▸ Excerpted text
* START *

Comparing Figure 7 with Figure 8 unconfined compressive strength values increase and slaking decrease from 20% to 60 -65% sand.

Figure 9 reveals the development of liquid limit values of clay mixtures.

According to literature clayey soils with liquid limit less than 40% and plasticity index less than 18% are stabilized successfully by using economical amounts of cement (Godin, 1962) and giving an ultimate unconfined compressive strength value of 1754 kN/m2 (acceptable limit in Britain) after 7 days of curing.

The above mentioned soils, pass the erosion tests successfully (material loss 7 – 14% in 12 cycles of Freezing and Thawing or Wetting and Drying test as described in ASTM D560 – 03 and ASTM D559 – 03 respectively).

Means and Parcher (1963), Croft (1968) suggest that soils with large liquid limits (>60%) and plasticity indices (>25%) invariably contain expansive clay minerals such as montmorillonite and react with large amount of cement.

Figure 10 shows the influence of sand and bentonite on the development of unconfined compressive strength of clay mixtures.

The above results indicate that the greater is the amount of sand the higher is the strength (bearing capacity).


Figure 7. Development of unconfined compressive strength of clay-sand mixtures treated with 4% cement, compacted at 95% and cured for 28 days

Also this figure shows that the increase of bentonite content decreases strongly the values of strength.

Figure 11 shows the strong influence of bentonite content on slaking values. These sections indicate that the greater is the amount of bentonite the higher is the slaking.

* END *

▸ Work to do
**a.** Reproduce the passage on cement-stabilized clay mixtures, starting with "The above results" and going on through "values of strength.".
**b.** Carry the passage on cement-stabilized clay mixtures forward from its final sentence.

▸ Extracted entries
* START *

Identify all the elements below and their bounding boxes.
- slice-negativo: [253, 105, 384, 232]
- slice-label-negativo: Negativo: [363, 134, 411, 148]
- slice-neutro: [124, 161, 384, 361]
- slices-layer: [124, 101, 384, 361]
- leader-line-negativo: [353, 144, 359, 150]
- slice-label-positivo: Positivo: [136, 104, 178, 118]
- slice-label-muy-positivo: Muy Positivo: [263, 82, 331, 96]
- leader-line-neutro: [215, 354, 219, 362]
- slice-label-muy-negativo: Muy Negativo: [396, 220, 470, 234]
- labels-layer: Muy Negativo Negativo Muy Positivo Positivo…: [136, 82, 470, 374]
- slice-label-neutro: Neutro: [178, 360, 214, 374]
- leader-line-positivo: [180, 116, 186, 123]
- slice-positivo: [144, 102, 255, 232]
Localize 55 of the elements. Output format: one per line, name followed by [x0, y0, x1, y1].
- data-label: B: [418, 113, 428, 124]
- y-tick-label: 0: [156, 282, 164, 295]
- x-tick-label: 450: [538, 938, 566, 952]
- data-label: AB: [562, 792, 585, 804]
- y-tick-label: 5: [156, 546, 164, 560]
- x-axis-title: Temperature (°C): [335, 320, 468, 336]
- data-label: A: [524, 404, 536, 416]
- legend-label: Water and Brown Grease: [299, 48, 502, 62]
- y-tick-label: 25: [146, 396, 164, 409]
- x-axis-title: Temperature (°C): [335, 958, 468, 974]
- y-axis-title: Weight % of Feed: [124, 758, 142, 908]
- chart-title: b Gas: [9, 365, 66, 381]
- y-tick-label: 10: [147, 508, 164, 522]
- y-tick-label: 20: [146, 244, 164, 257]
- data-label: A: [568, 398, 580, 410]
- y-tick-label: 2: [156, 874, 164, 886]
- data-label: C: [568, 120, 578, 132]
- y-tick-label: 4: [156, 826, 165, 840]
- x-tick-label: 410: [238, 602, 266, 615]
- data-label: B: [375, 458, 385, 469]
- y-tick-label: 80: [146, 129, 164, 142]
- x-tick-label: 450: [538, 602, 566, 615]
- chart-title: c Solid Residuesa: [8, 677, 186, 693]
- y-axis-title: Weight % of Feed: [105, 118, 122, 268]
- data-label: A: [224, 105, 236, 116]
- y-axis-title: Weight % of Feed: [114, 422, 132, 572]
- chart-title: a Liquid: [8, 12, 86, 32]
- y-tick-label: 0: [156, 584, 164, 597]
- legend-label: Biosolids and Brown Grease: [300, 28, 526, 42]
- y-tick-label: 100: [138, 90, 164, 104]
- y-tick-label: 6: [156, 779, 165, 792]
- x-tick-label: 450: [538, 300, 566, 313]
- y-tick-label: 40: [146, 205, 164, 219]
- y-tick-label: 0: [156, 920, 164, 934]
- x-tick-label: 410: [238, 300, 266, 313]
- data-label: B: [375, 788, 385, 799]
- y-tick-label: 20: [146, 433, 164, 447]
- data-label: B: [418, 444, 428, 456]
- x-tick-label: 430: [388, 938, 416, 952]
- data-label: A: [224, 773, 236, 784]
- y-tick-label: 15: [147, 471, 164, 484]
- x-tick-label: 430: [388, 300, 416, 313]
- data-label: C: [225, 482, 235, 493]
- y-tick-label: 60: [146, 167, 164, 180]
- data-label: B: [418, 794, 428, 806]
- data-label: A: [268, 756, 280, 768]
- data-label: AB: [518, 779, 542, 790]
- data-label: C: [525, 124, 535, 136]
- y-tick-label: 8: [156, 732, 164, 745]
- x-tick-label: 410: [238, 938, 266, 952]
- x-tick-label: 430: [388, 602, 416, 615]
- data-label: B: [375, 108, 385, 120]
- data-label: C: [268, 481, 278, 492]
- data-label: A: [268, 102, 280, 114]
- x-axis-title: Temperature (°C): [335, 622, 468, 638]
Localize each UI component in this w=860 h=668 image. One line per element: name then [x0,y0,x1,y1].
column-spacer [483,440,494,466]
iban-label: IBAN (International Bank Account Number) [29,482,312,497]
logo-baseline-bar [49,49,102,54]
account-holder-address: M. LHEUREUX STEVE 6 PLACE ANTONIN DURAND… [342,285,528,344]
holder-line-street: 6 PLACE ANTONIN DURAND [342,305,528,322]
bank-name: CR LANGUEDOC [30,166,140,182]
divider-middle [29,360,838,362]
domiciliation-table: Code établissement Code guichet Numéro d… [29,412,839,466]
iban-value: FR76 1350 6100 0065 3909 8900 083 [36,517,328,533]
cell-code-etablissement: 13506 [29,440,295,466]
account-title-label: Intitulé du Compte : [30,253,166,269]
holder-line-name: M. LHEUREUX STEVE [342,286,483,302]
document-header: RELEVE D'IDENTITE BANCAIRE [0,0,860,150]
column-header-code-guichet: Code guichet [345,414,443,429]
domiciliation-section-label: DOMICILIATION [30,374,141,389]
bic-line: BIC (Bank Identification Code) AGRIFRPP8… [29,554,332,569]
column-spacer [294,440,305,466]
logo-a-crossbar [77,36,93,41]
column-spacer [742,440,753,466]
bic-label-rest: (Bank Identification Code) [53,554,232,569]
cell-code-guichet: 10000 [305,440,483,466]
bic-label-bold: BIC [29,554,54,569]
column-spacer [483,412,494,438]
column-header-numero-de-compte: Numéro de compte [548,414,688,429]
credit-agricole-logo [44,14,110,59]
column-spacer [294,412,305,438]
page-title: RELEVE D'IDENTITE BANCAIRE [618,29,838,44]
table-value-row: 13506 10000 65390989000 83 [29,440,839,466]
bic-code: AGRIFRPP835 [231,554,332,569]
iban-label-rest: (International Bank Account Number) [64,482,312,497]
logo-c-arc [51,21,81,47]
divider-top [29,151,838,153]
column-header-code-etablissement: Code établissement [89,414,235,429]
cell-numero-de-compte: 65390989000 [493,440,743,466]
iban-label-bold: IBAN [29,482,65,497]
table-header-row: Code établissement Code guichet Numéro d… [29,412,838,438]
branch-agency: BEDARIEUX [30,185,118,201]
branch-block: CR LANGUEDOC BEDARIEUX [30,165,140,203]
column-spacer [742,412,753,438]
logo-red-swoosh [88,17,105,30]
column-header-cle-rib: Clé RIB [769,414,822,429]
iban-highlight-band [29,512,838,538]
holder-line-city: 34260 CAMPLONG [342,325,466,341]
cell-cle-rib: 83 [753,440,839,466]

* END *

▸ Results for the exercise
**a.**
The above results indicate that the greater is the amount of sand the higher is the strength (bearing capacity).


Figure 7. Development of unconfined compressive strength of clay-sand mixtures treated with 4% cement, compacted at 95% and cured for 28 days

Also this figure shows that the increase of bentonite content decreases strongly the values of strength.

**b.**
It seems that the amount of sand has a contradictory effect on slaking in relation to unconfined compressive strength (Koncagül and Santi, 1999), from 0% to 20% of sand the strength increases (Figure 10) and slaking increases (Figure 11), this could be attributed to the high amount of kaolin. Therefore the higher the percentage of kaolin the larger the number of contacts on grain – kaolin and the greater the amount of cement needed to develop strong bonds for enough durability. It is obvious that 4% cement is not enough to control slaking in cement stabilized clay mixtures containing 0 – 20% sand, 0 - 30% bentonite and kaolin.

The sections of Figure 12 revealed the strong influence of bentonite and kaolin on liquid limit values, the higher is the amount of bentonite and kaolin the higher is the liquid limit.

By comparing the triangular diagrams of Figures 7, 8, 9 with Figures 10, 11, 12 an area of clay – sand mixtures, with LL£40%, showed maximum cement stabilization effect, between 20% and 60-65% of sand and bentonite content less than 15% exhibiting high strength values between 2800 – 6200 kN/m2 and slaking less than 60% approximately.


Figure 8. Development of slaking of clay-sand mixtures treated with 4% cement, compacted at 95% and cured for 28 days.

Also the above comparison revealed a second area of clay – sand mixtures, with liquid limit between 26% and 40% which showed minimum stabilization effect between 20% and 60-65% of sand and bentonite content between 15% and 30% exhibiting low strength values between 3700 kN/m2 and 2400 kN/m2 as well as slaking between 39% and 91% (extremely high slaking – very low durability of cement stabilized clay – sand mixtures).

Finally a third area of clay – sand mixtures appeared, with liquid limit higher than 40% between 20% and 60-65% of sand and bentonite content between 15% and 30% exhibiting low strength values lower than 2800 kN/m2 as well as slaking between 60% and 100% (complete disintegration of cement stabilized clay – sand mixtures). The third area reveals a minor cement stabilization effect on the clay – sand mixtures.

In accordance with the above the diagrams of Figures 7 and 8 yield sufficient information on “antithesis” between strength and slaking values. In these diagrams, clay mixtures stabilized with cement contained 30% of bentonite showed extremely high slaking (100% - complete disintegration) while they exhibited strength values varying between 1500 kN/m2 and 2500 kN/m2.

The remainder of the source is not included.